Data extracted from a collection -
════════════════
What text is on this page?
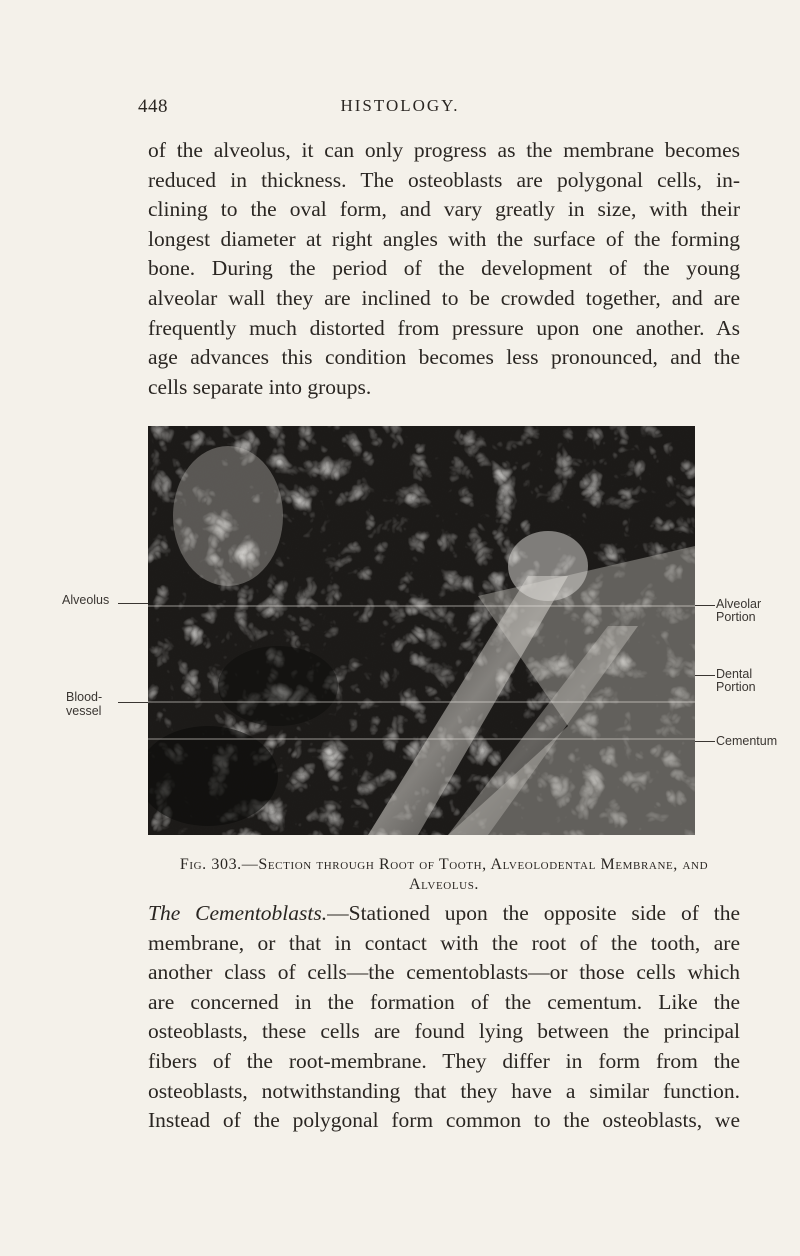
448	HISTOLOGY.

of the alveolus, it can only progress as the membrane becomes
reduced in thickness. The osteoblasts are polygonal cells, in-
clining to the oval form, and vary greatly in size, with their
longest diameter at right angles with the surface of the forming
bone. During the period of the development of the young
alveolar wall they are inclined to be crowded together, and are
frequently much distorted from pressure upon one another. As
age advances this condition becomes less pronounced, and the
cells separate into groups.

Alveolus
Blood-
vessel
Alveolar
Portion
Dental
Portion
Cementum
Fig. 303.—Section through Root of Tooth, Alveolodental Membrane, and
Alveolus.

The Cementoblasts.—Stationed upon the opposite side of the
membrane, or that in contact with the root of the tooth, are
another class of cells—the cementoblasts—or those cells which
are concerned in the formation of the cementum. Like the
osteoblasts, these cells are found lying between the principal
fibers of the root-membrane. They differ in form from the
osteoblasts, notwithstanding that they have a similar function.
Instead of the polygonal form common to the osteoblasts, we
════════════════
Exactly as written, restate all of the data, leaving out the images.

YOUR SOLUTION -
What text is on this page?
448	HISTOLOGY.

of the alveolus, it can only progress as the membrane becomes
reduced in thickness. The osteoblasts are polygonal cells, in-
clining to the oval form, and vary greatly in size, with their
longest diameter at right angles with the surface of the forming
bone. During the period of the development of the young
alveolar wall they are inclined to be crowded together, and are
frequently much distorted from pressure upon one another. As
age advances this condition becomes less pronounced, and the
cells separate into groups.

Alveolus
Blood-
vessel
Alveolar
Portion
Dental
Portion
Cementum
Fig. 303.—Section through Root of Tooth, Alveolodental Membrane, and
Alveolus.

The Cementoblasts.—Stationed upon the opposite side of the
membrane, or that in contact with the root of the tooth, are
another class of cells—the cementoblasts—or those cells which
are concerned in the formation of the cementum. Like the
osteoblasts, these cells are found lying between the principal
fibers of the root-membrane. They differ in form from the
osteoblasts, notwithstanding that they have a similar function.
Instead of the polygonal form common to the osteoblasts, we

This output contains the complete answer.